>> start Material for this exercise

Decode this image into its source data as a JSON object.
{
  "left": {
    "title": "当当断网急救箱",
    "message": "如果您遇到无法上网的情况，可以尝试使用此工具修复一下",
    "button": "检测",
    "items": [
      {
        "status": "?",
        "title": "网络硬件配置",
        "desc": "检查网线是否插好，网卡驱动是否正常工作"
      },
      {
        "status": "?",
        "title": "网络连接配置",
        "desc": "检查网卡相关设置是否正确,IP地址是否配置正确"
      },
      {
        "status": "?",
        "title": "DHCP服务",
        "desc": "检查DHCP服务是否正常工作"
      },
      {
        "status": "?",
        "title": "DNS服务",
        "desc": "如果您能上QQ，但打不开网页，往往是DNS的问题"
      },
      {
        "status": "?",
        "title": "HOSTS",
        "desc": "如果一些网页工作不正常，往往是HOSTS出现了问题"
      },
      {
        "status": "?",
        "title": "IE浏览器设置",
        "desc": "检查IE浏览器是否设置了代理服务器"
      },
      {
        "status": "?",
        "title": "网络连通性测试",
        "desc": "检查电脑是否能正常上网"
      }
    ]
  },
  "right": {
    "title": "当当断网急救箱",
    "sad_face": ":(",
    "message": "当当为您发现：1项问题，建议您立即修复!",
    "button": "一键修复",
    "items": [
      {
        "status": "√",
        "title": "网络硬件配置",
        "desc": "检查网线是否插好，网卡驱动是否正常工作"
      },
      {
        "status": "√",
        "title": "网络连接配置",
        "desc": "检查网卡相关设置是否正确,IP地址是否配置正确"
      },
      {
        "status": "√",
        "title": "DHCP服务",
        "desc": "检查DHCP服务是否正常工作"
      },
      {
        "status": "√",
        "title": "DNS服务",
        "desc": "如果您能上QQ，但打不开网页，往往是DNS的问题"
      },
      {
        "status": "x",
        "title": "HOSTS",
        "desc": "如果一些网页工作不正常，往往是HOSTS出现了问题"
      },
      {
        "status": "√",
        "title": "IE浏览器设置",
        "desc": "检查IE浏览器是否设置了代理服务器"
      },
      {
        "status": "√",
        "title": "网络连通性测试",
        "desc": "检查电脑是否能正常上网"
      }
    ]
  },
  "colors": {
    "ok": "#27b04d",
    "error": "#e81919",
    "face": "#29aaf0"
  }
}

>> end Material for this exercise
>> start Material for this exercise

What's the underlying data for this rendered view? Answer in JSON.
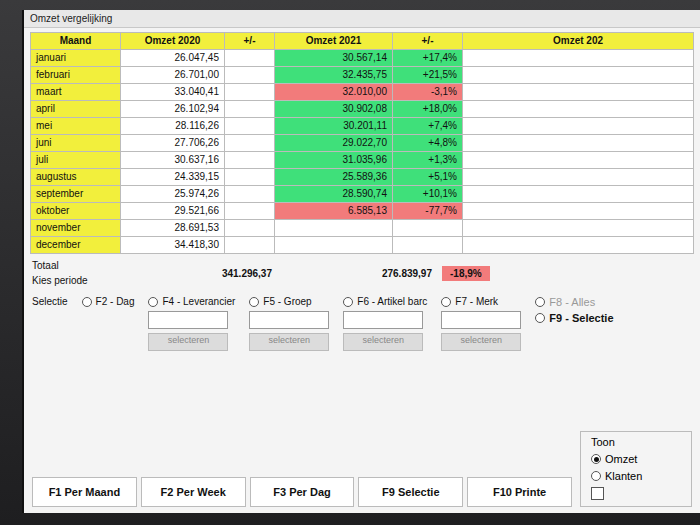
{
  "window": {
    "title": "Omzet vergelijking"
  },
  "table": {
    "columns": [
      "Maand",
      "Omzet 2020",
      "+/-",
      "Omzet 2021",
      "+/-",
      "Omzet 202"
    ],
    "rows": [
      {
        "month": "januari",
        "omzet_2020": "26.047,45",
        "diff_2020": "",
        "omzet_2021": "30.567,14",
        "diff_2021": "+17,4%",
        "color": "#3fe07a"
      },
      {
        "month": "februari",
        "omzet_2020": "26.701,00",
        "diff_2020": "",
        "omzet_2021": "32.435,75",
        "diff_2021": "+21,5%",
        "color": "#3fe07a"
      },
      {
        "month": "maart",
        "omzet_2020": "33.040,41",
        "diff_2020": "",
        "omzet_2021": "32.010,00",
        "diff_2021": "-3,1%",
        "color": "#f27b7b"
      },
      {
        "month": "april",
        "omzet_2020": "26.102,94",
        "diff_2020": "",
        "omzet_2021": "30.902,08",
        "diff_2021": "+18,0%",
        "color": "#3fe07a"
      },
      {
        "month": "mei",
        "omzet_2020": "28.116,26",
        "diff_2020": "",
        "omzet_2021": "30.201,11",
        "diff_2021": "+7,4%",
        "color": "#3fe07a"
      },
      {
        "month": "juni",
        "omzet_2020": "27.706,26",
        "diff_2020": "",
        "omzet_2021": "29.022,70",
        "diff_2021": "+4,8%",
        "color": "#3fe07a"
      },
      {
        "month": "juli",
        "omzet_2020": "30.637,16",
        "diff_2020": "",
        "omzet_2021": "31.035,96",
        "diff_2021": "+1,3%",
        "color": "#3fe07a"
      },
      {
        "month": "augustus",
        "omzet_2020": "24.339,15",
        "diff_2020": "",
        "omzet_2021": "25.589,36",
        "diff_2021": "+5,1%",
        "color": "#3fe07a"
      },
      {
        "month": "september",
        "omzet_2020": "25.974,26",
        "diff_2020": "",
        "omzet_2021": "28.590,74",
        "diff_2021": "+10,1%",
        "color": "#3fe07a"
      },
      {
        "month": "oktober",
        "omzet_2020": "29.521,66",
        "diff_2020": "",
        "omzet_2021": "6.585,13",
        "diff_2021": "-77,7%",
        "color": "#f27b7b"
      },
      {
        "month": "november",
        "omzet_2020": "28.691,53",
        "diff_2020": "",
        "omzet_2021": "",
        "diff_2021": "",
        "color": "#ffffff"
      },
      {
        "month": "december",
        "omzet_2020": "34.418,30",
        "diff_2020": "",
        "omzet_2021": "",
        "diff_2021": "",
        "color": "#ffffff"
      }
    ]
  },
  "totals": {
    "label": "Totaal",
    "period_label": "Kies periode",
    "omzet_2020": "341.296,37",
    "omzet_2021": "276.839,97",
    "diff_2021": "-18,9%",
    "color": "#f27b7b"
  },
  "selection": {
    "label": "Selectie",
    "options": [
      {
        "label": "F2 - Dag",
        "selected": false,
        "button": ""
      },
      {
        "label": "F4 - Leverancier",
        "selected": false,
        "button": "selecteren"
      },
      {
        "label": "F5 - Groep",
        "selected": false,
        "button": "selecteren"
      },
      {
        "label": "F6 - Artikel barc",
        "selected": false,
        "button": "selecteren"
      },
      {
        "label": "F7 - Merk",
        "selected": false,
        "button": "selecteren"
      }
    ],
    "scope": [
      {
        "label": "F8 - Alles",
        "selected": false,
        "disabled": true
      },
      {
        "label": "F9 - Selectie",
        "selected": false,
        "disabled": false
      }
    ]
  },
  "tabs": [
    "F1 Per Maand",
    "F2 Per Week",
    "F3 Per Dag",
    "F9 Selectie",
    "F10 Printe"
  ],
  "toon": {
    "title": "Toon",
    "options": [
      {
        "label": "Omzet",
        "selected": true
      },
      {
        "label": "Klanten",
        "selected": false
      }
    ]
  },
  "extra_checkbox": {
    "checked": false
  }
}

>> end Material for this exercise

**What you need to do:** Look through the material above and pick out each line holding the word "JSON".

**Answer to this task:**
Decode this image into its source data as a JSON object.
What's the underlying data for this rendered view? Answer in JSON.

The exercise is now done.